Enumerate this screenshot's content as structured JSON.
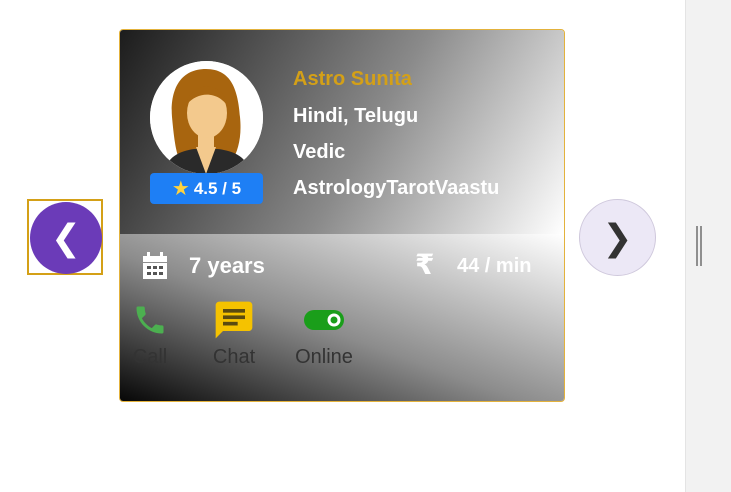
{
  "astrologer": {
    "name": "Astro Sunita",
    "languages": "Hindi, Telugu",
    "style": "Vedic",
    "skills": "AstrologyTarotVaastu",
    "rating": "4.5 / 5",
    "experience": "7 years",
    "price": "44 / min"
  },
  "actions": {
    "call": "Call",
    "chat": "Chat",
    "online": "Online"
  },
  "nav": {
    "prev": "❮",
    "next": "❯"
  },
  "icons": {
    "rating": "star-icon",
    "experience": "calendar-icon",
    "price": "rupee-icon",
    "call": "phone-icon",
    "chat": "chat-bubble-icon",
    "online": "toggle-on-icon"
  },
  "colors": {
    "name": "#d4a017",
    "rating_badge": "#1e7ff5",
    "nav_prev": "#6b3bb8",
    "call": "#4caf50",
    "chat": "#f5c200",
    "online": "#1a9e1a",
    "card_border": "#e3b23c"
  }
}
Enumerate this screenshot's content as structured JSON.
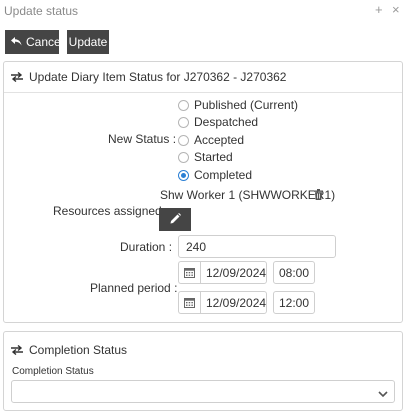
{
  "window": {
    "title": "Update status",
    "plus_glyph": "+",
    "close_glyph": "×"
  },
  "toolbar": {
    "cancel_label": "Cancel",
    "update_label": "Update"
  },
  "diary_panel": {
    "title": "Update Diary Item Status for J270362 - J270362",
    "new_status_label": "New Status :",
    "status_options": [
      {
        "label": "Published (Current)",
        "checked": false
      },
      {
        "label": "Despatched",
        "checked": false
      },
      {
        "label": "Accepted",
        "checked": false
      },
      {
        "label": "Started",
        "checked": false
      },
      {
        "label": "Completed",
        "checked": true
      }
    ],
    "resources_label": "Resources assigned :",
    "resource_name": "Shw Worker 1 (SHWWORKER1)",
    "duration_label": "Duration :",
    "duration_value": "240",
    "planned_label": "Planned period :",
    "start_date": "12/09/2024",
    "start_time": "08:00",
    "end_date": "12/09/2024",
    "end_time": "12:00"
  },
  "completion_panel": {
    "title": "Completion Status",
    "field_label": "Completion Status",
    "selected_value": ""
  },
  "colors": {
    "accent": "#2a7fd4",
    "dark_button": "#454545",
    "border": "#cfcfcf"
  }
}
------------------------------------
**GIVEN EXERCISE**
Print out the material word for word, omitting the pictures.

**WRITTEN RESPONSE**
Enumerate this screenshot's content as structured JSON.
{
  "astrologer": {
    "name": "Astro Sunita",
    "languages": "Hindi, Telugu",
    "style": "Vedic",
    "skills": "AstrologyTarotVaastu",
    "rating": "4.5 / 5",
    "experience": "7 years",
    "price": "44 / min"
  },
  "actions": {
    "call": "Call",
    "chat": "Chat",
    "online": "Online"
  },
  "nav": {
    "prev": "❮",
    "next": "❯"
  },
  "icons": {
    "rating": "star-icon",
    "experience": "calendar-icon",
    "price": "rupee-icon",
    "call": "phone-icon",
    "chat": "chat-bubble-icon",
    "online": "toggle-on-icon"
  },
  "colors": {
    "name": "#d4a017",
    "rating_badge": "#1e7ff5",
    "nav_prev": "#6b3bb8",
    "call": "#4caf50",
    "chat": "#f5c200",
    "online": "#1a9e1a",
    "card_border": "#e3b23c"
  }
}
Enumerate this screenshot's content as structured JSON.
{
  "window": {
    "title": "Update status",
    "plus_glyph": "+",
    "close_glyph": "×"
  },
  "toolbar": {
    "cancel_label": "Cancel",
    "update_label": "Update"
  },
  "diary_panel": {
    "title": "Update Diary Item Status for J270362 - J270362",
    "new_status_label": "New Status :",
    "status_options": [
      {
        "label": "Published (Current)",
        "checked": false
      },
      {
        "label": "Despatched",
        "checked": false
      },
      {
        "label": "Accepted",
        "checked": false
      },
      {
        "label": "Started",
        "checked": false
      },
      {
        "label": "Completed",
        "checked": true
      }
    ],
    "resources_label": "Resources assigned :",
    "resource_name": "Shw Worker 1 (SHWWORKER1)",
    "duration_label": "Duration :",
    "duration_value": "240",
    "planned_label": "Planned period :",
    "start_date": "12/09/2024",
    "start_time": "08:00",
    "end_date": "12/09/2024",
    "end_time": "12:00"
  },
  "completion_panel": {
    "title": "Completion Status",
    "field_label": "Completion Status",
    "selected_value": ""
  },
  "colors": {
    "accent": "#2a7fd4",
    "dark_button": "#454545",
    "border": "#cfcfcf"
  }
}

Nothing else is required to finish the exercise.